* [Your instructions]
Only the number is wanted: count the lines that include the word "true".
########################################
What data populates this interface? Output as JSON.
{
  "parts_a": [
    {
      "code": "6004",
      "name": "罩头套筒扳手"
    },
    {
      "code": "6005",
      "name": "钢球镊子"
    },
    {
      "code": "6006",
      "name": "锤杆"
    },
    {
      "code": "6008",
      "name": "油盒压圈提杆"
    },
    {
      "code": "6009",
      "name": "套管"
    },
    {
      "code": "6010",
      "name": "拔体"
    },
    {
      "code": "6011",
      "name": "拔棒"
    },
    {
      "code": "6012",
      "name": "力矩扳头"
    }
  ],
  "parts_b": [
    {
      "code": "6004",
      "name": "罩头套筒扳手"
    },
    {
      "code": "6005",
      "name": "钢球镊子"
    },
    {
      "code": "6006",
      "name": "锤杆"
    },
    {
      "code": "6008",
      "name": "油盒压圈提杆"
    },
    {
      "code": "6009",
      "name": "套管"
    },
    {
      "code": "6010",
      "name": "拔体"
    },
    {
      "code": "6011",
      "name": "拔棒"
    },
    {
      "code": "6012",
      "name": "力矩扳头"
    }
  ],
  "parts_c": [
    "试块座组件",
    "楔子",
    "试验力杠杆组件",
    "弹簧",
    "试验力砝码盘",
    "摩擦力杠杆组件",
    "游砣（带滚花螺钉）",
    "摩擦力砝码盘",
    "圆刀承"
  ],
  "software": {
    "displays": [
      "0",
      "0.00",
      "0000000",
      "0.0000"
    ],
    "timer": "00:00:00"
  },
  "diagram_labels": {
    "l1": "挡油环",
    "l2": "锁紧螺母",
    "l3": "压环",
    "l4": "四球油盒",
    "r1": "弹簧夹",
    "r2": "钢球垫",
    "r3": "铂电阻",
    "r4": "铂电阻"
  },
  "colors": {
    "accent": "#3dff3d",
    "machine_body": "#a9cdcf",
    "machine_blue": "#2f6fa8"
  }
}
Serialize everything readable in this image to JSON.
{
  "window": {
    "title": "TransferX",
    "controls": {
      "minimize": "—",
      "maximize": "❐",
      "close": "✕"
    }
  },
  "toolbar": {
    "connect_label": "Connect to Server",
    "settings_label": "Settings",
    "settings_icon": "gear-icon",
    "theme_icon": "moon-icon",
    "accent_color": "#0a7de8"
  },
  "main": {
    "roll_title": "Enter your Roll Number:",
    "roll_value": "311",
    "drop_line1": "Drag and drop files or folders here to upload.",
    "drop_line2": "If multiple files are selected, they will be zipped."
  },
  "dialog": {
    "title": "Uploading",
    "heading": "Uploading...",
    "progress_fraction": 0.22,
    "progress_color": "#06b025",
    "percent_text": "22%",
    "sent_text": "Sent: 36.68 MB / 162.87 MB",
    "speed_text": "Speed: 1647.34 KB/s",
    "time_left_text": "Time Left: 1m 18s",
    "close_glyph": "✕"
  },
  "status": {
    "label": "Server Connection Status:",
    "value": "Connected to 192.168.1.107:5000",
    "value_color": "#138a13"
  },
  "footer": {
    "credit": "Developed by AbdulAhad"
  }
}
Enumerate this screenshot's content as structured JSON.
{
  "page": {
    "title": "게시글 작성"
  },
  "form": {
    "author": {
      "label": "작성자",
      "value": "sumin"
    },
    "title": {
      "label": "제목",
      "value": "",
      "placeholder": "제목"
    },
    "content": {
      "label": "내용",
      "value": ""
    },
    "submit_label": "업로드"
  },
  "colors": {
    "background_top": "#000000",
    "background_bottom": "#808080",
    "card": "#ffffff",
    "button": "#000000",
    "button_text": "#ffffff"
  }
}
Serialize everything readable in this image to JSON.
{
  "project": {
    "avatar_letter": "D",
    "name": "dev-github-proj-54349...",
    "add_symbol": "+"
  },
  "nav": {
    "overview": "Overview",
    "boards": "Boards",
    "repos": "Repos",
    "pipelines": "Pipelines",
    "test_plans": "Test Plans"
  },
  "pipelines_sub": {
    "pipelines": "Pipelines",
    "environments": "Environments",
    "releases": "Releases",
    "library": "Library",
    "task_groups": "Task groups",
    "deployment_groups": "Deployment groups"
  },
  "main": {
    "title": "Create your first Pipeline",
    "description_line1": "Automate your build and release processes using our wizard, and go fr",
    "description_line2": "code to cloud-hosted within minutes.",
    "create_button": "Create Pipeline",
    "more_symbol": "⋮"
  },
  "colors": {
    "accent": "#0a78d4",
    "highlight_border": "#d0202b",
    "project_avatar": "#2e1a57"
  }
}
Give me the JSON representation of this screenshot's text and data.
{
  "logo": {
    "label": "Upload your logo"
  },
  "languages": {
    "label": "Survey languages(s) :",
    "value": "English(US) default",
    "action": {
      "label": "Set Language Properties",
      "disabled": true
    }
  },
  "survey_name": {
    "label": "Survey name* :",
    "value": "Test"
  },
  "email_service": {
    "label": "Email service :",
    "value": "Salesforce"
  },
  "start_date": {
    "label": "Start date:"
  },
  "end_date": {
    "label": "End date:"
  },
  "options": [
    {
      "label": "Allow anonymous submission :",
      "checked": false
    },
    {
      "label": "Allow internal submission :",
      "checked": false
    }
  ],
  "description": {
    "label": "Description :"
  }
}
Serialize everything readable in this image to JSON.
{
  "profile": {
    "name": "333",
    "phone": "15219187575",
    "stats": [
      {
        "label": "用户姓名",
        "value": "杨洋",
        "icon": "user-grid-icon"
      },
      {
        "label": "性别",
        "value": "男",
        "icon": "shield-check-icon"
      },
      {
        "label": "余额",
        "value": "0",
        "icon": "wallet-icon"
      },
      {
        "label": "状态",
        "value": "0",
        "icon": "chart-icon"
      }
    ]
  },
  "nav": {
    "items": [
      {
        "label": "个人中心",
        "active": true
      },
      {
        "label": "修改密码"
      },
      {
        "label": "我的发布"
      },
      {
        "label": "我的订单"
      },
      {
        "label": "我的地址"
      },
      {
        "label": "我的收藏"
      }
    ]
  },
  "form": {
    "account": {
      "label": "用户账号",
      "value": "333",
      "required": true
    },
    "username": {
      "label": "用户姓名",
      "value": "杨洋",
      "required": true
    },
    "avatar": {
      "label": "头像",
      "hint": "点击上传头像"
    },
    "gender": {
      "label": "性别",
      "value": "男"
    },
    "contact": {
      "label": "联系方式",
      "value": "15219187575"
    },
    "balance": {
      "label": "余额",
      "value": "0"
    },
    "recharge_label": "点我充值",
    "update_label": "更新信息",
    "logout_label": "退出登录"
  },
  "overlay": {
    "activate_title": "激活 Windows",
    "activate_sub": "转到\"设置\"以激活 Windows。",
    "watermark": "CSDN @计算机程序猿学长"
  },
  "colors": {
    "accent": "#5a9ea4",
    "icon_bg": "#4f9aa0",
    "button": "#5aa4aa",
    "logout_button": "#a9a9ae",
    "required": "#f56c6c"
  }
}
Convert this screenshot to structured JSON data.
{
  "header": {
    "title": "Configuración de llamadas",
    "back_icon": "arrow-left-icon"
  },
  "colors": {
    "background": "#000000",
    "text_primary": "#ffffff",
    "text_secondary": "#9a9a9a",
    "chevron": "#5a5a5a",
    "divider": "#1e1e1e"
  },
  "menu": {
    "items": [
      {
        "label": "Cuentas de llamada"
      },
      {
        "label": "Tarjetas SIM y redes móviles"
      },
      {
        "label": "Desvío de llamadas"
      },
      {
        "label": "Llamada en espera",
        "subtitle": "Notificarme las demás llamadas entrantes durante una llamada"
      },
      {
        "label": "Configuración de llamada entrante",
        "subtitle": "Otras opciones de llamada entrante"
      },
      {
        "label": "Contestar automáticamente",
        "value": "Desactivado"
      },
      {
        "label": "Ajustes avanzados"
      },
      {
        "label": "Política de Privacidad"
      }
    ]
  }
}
########################################
* [Exercise result]
4